> What you have to do: Identify all lines of the data containing the string "Standard" and copy them.

Figure data in JSON
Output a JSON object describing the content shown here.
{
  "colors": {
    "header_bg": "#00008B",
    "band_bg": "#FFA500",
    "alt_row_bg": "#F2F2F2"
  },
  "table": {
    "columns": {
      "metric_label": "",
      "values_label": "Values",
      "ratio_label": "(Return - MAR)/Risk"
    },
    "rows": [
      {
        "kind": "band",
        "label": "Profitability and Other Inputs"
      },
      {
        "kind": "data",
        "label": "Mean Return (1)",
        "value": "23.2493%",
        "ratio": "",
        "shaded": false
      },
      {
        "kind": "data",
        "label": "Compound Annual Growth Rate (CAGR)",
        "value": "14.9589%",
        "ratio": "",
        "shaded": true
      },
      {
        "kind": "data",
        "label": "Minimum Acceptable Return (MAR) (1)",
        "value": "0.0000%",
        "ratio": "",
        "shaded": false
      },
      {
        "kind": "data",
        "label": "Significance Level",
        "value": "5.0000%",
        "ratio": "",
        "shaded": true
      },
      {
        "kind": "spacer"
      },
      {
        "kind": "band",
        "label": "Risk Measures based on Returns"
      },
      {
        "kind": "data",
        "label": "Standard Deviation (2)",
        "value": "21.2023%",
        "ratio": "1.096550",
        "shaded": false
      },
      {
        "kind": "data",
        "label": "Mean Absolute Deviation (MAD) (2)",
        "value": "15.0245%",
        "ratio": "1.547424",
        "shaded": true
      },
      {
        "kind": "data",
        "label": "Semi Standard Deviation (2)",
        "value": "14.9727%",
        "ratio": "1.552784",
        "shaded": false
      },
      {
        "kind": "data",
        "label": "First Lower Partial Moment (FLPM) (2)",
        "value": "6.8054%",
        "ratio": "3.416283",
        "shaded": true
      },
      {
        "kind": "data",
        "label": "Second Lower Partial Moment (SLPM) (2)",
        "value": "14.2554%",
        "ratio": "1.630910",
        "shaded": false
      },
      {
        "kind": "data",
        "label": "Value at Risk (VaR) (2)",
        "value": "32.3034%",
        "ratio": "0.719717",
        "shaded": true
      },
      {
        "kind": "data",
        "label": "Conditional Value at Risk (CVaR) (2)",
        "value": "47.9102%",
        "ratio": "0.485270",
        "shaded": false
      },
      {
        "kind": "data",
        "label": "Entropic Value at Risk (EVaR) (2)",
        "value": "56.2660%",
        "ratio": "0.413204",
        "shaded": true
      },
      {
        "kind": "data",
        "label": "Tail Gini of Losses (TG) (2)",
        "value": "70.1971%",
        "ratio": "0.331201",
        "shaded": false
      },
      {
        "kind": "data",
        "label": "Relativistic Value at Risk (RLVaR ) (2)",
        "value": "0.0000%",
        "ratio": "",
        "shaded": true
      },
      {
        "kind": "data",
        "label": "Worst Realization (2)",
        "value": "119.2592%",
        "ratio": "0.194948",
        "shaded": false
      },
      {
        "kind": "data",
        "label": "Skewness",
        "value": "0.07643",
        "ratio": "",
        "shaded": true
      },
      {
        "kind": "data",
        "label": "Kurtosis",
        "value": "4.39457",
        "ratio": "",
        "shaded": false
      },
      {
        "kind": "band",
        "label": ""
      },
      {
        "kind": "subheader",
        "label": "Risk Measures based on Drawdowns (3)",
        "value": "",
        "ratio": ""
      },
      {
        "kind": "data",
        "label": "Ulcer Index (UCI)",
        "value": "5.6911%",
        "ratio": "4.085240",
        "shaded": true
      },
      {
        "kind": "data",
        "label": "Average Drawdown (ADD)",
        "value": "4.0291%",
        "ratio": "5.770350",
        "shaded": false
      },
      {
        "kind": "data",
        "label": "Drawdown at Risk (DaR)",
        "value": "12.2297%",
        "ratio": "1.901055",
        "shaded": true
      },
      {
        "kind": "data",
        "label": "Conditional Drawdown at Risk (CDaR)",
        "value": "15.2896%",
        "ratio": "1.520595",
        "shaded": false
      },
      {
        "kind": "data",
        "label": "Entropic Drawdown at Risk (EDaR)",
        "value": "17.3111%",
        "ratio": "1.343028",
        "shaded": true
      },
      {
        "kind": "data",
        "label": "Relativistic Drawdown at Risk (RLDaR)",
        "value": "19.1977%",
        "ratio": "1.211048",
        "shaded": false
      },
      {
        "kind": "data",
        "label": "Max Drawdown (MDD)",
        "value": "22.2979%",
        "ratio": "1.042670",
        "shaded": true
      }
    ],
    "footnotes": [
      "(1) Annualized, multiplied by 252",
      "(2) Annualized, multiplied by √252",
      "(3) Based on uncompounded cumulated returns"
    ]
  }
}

> Correct output:
        "label": "Standard Deviation (2)",
        "label": "Semi Standard Deviation (2)",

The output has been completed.